§ **WHAT THIS TASK INVOLVES**:
Pick out every line with the word "Değişim" and copy it.
* BEGIN TASK MATERIAL *
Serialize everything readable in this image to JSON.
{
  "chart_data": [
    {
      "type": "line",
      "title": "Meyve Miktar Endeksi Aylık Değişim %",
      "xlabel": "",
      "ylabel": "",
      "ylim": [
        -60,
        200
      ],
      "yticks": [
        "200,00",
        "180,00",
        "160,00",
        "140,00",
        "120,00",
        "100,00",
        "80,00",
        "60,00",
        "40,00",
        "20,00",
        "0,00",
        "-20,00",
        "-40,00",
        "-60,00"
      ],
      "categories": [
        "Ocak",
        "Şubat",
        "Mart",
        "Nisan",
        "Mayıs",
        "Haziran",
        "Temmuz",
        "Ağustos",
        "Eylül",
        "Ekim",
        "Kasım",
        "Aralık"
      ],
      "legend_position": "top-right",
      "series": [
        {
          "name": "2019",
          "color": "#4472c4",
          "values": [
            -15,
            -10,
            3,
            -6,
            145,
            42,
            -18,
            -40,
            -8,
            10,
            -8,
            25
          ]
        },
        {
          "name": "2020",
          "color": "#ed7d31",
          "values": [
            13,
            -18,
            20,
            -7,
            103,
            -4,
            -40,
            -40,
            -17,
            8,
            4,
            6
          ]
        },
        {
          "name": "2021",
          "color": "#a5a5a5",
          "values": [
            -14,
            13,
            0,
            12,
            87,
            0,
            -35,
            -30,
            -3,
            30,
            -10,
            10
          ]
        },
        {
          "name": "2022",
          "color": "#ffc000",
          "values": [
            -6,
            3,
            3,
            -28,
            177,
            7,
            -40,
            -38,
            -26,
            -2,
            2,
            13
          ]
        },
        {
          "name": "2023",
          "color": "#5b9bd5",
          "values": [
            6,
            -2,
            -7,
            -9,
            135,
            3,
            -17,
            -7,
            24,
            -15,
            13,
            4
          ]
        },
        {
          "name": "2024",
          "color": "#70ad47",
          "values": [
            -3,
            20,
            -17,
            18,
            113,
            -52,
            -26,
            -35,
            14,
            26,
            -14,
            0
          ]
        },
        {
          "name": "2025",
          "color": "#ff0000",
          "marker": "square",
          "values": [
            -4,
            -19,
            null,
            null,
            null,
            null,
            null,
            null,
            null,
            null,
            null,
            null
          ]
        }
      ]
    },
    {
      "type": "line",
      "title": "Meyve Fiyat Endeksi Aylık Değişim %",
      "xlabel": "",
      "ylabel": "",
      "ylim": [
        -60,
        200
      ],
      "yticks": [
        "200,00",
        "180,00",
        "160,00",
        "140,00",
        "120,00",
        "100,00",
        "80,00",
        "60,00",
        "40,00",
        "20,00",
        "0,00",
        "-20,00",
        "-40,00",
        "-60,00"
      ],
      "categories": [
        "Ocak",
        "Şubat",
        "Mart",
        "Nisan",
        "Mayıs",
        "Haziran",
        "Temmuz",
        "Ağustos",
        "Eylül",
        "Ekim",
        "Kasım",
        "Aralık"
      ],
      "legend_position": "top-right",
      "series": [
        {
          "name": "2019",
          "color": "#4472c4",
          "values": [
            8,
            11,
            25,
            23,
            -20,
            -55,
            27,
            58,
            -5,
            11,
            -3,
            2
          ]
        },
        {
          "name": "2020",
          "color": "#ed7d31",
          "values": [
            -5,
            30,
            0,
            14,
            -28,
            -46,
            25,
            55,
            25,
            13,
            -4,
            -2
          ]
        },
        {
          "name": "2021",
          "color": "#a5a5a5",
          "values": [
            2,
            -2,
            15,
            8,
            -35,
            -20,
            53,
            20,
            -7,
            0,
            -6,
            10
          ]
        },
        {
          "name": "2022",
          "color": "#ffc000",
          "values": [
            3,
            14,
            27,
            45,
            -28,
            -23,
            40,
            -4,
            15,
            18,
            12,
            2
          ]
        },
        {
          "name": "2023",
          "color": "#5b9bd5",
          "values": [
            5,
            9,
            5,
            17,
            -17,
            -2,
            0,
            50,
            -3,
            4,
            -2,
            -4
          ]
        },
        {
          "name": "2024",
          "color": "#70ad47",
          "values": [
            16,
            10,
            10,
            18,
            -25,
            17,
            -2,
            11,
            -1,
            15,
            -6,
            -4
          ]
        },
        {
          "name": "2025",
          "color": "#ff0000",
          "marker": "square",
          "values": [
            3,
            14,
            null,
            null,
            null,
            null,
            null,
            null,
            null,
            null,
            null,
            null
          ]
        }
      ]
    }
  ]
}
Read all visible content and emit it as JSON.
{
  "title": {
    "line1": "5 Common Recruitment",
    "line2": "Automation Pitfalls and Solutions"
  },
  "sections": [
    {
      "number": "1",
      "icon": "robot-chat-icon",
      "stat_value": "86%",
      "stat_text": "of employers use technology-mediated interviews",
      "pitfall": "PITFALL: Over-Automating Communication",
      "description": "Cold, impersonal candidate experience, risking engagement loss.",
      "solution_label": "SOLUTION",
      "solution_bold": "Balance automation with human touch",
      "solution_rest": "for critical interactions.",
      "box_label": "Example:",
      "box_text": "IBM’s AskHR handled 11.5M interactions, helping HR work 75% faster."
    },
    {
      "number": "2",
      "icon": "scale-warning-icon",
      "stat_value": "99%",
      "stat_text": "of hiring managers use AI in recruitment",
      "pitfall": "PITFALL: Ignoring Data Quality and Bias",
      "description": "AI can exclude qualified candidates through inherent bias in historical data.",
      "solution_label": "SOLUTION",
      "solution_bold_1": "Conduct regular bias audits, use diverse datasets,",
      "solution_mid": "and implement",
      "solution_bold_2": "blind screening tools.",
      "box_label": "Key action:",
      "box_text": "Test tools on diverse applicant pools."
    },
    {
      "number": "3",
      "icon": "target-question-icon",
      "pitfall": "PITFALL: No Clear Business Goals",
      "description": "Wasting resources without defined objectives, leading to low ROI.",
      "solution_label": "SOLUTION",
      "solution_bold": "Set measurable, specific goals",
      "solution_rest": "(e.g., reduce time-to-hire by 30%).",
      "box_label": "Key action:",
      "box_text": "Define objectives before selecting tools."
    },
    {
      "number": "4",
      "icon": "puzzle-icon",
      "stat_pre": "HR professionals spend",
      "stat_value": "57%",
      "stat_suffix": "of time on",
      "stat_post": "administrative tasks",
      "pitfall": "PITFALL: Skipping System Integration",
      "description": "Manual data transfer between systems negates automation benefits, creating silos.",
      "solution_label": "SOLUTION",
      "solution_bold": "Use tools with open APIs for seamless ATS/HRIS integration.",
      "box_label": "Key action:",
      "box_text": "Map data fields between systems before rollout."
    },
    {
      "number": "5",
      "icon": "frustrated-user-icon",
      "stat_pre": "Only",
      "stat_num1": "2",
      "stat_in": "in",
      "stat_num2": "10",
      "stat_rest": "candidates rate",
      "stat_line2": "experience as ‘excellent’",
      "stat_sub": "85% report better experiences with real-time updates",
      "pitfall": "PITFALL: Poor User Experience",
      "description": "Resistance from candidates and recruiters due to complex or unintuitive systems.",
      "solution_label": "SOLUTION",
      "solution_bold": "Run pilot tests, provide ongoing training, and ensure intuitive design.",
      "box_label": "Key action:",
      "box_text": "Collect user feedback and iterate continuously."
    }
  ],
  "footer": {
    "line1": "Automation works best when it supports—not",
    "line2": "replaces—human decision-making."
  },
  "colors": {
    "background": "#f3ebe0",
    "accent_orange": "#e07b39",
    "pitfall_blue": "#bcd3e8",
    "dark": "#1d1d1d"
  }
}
* END TASK MATERIAL *
§ **TASK OUTPUT**:
      "title": "Meyve Miktar Endeksi Aylık Değişim %",
      "title": "Meyve Fiyat Endeksi Aylık Değişim %",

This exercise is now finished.